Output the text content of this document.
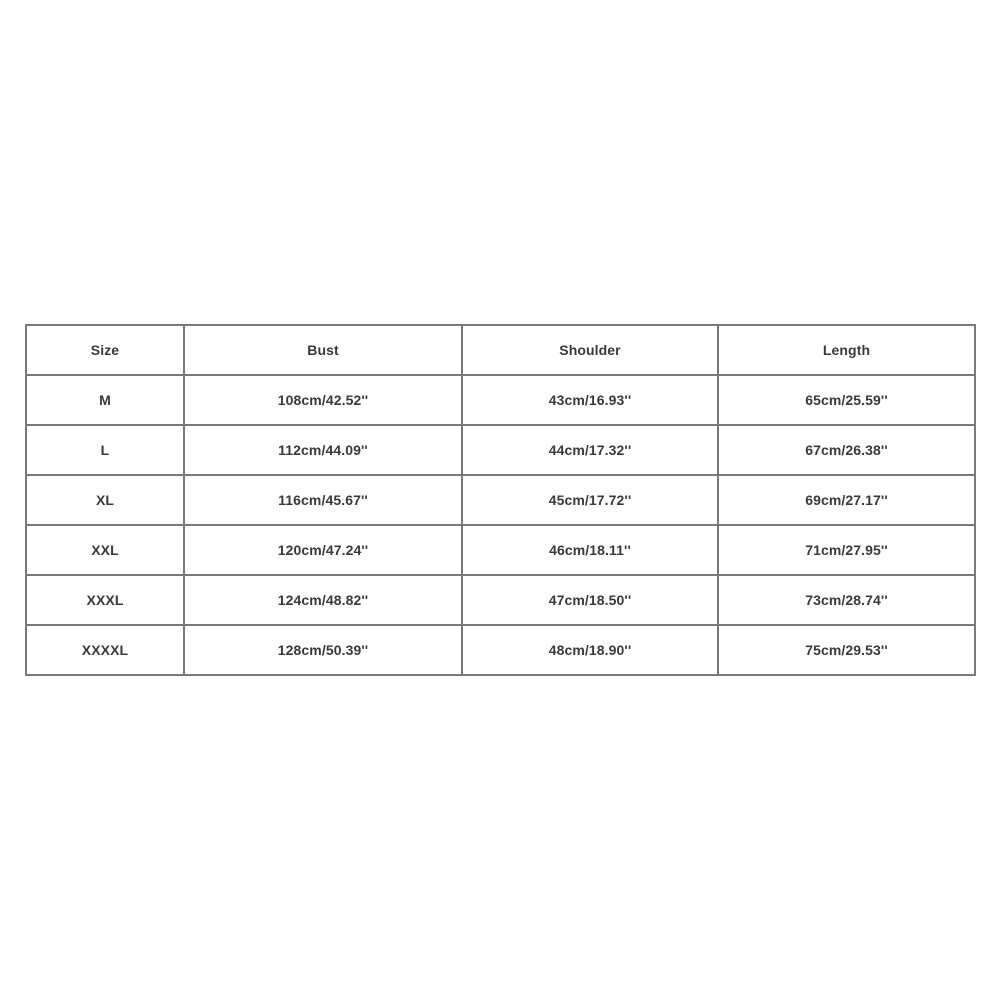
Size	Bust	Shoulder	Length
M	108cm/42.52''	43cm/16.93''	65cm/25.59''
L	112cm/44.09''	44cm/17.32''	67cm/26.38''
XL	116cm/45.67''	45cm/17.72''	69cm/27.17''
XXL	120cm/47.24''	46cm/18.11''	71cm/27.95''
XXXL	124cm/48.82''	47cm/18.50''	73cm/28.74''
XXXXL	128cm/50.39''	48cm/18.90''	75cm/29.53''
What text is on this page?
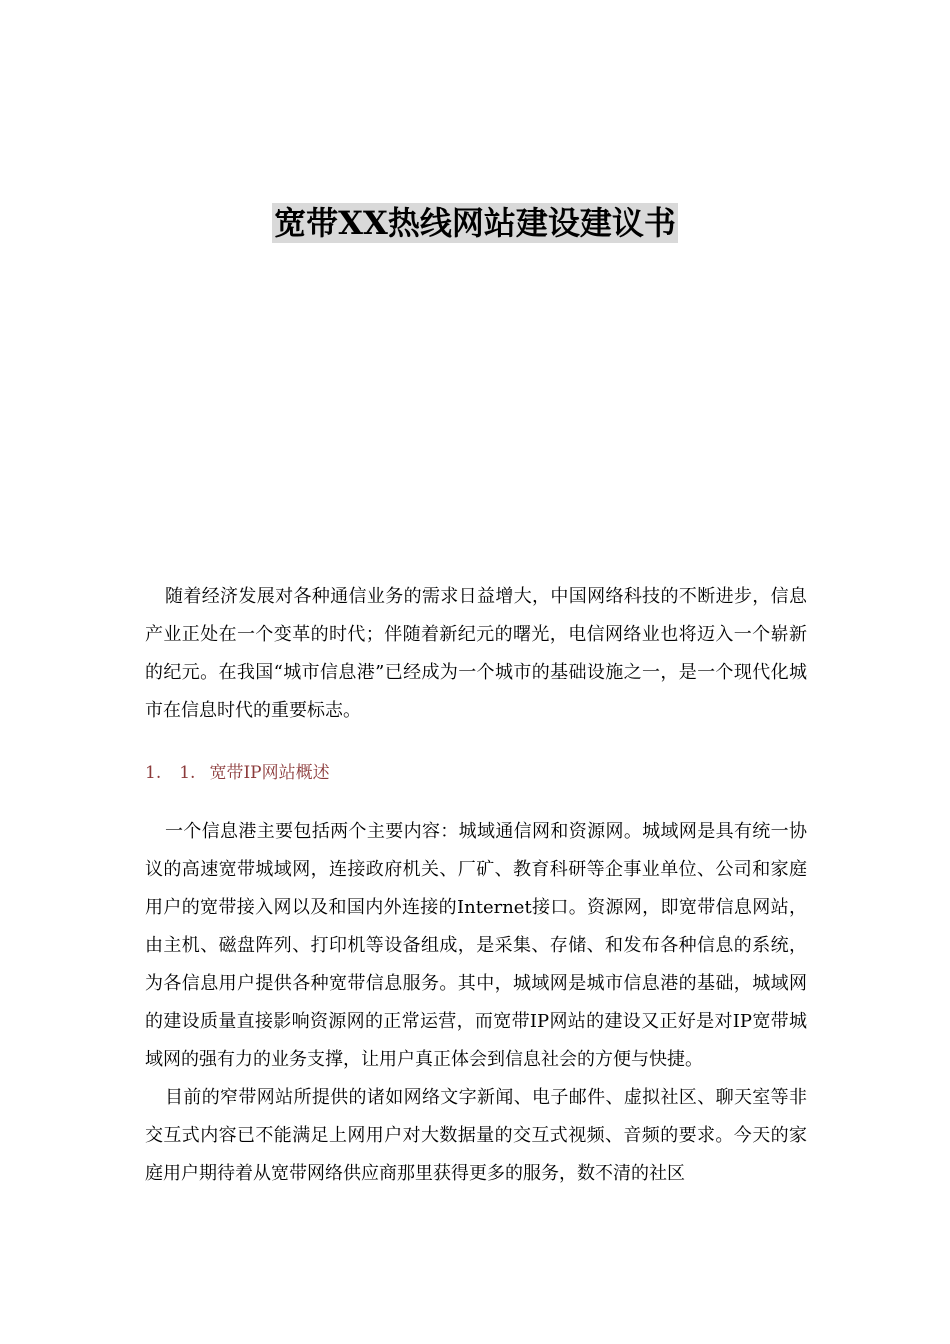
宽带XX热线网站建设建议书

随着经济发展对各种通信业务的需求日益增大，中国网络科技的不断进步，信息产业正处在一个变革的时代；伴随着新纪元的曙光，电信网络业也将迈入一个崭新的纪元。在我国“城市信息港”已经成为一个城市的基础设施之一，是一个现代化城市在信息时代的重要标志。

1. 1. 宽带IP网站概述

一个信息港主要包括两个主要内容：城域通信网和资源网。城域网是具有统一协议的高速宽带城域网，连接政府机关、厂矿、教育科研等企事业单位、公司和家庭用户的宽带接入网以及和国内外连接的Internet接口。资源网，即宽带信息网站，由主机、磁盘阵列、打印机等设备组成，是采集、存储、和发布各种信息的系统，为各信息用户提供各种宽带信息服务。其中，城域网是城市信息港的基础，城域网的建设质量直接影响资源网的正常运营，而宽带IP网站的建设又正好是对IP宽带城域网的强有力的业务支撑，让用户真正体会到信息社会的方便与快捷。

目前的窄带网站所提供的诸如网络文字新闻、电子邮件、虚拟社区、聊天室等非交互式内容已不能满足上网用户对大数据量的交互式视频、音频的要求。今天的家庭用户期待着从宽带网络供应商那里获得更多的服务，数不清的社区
******************************
— GIVEN INSTRUCTION —
Retype each record exactly as it stands, but do not include the pictures.

— TASK OUTPUT —
Output the text content of this document.
Size	Bust	Shoulder	Length
M	108cm/42.52''	43cm/16.93''	65cm/25.59''
L	112cm/44.09''	44cm/17.32''	67cm/26.38''
XL	116cm/45.67''	45cm/17.72''	69cm/27.17''
XXL	120cm/47.24''	46cm/18.11''	71cm/27.95''
XXXL	124cm/48.82''	47cm/18.50''	73cm/28.74''
XXXXL	128cm/50.39''	48cm/18.90''	75cm/29.53''
What text is on this page?
宽带XX热线网站建设建议书

随着经济发展对各种通信业务的需求日益增大，中国网络科技的不断进步，信息产业正处在一个变革的时代；伴随着新纪元的曙光，电信网络业也将迈入一个崭新的纪元。在我国“城市信息港”已经成为一个城市的基础设施之一，是一个现代化城市在信息时代的重要标志。

1. 1. 宽带IP网站概述

一个信息港主要包括两个主要内容：城域通信网和资源网。城域网是具有统一协议的高速宽带城域网，连接政府机关、厂矿、教育科研等企事业单位、公司和家庭用户的宽带接入网以及和国内外连接的Internet接口。资源网，即宽带信息网站，由主机、磁盘阵列、打印机等设备组成，是采集、存储、和发布各种信息的系统，为各信息用户提供各种宽带信息服务。其中，城域网是城市信息港的基础，城域网的建设质量直接影响资源网的正常运营，而宽带IP网站的建设又正好是对IP宽带城域网的强有力的业务支撑，让用户真正体会到信息社会的方便与快捷。

目前的窄带网站所提供的诸如网络文字新闻、电子邮件、虚拟社区、聊天室等非交互式内容已不能满足上网用户对大数据量的交互式视频、音频的要求。今天的家庭用户期待着从宽带网络供应商那里获得更多的服务，数不清的社区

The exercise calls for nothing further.